→ **EXERCISE BRIEF**: In the entries below, count the lines holding "performing". Reply with the number only.

→ **RECORDS SHOWN**:
>> START
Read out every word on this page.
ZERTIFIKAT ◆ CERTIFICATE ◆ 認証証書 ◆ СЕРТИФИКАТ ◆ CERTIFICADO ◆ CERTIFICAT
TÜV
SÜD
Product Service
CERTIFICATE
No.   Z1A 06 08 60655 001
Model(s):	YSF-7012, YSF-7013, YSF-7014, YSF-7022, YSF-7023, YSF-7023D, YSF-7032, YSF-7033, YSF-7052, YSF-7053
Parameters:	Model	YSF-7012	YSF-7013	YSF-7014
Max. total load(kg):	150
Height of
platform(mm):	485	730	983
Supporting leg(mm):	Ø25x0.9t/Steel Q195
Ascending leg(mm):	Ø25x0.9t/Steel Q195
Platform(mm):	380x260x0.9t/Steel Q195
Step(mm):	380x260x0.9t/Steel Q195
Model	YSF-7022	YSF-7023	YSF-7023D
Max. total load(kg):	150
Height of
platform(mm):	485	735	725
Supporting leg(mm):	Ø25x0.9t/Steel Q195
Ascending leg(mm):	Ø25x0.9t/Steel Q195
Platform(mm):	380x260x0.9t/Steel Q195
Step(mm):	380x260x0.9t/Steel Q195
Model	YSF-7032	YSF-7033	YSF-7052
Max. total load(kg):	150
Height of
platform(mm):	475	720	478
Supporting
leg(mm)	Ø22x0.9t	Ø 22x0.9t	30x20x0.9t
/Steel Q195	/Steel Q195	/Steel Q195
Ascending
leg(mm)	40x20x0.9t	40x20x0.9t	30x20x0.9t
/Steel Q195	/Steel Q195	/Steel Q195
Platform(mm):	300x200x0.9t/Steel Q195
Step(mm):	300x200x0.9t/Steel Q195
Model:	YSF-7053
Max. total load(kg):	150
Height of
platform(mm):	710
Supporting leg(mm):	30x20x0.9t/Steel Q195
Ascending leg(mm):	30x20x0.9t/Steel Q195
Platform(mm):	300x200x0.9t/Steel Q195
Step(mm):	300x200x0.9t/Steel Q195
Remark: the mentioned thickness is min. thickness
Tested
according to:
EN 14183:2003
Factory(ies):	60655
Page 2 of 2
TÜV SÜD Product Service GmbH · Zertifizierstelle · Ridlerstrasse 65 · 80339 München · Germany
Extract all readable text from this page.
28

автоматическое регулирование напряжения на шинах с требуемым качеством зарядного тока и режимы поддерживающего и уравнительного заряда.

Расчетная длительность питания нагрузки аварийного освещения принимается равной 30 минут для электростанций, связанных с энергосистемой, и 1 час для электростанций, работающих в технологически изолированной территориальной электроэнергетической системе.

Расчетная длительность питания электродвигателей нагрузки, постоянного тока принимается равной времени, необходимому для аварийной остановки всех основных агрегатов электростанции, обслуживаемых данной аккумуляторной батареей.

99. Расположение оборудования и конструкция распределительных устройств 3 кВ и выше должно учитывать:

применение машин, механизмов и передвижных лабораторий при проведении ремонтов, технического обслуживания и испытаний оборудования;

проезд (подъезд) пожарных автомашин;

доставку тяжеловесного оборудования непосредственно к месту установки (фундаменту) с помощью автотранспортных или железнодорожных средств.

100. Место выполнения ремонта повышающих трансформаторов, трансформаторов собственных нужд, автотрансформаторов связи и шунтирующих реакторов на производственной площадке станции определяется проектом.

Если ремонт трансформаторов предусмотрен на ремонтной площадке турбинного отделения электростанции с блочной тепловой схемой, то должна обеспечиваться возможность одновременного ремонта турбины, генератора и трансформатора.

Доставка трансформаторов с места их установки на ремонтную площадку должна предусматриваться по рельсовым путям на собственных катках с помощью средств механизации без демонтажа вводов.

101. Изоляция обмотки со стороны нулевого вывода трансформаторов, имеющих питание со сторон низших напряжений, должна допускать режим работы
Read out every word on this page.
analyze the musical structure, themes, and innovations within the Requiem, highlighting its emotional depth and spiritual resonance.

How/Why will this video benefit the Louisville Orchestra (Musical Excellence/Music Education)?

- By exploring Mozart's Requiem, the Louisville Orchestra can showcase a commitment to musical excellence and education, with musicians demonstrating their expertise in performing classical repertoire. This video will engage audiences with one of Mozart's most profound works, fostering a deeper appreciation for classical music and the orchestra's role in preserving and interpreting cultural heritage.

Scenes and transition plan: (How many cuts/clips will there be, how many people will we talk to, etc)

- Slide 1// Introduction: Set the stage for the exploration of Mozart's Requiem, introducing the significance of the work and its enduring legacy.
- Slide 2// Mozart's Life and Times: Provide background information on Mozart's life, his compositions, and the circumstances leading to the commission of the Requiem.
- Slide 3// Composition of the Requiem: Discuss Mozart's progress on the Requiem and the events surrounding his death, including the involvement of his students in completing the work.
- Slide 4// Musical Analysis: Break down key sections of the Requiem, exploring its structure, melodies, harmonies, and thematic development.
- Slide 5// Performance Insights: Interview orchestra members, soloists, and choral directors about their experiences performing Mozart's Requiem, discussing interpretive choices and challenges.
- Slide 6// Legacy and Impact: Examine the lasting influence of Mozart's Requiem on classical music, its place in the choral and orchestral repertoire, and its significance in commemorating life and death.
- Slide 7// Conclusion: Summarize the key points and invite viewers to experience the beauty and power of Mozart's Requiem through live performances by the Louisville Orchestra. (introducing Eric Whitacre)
>> END
→ **WRITTEN ANSWER**: 2